** START OF Records supplied **

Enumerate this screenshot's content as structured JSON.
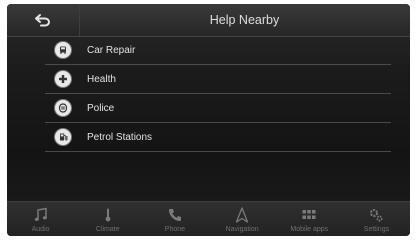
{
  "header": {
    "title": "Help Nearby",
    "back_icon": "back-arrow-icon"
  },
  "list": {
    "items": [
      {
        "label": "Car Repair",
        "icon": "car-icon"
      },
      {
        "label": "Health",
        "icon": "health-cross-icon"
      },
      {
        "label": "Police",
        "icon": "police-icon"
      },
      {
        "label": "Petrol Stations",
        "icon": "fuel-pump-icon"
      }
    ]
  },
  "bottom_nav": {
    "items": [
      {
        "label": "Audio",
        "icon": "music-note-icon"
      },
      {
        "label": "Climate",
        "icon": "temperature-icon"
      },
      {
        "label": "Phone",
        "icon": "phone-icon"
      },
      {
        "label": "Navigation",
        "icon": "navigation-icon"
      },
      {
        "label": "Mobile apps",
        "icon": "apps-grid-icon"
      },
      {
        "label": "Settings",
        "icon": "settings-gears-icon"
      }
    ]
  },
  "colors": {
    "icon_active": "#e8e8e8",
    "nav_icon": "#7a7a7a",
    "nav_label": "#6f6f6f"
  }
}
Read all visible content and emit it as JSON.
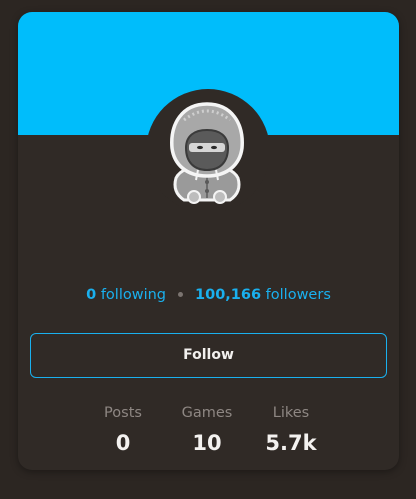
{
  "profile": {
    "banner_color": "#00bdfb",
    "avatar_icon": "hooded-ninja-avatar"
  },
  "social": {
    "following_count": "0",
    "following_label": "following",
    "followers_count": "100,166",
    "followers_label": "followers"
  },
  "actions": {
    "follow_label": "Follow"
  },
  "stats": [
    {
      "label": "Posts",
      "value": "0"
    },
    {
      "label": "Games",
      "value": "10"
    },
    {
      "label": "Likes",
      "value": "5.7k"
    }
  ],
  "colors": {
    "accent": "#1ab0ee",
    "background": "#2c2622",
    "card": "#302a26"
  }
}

** END OF Records supplied **

# Your instructions
Copy out every line from the material above in which the word "apps" appears.

# Solved exercise
        "label": "Mobile apps",
        "icon": "apps-grid-icon"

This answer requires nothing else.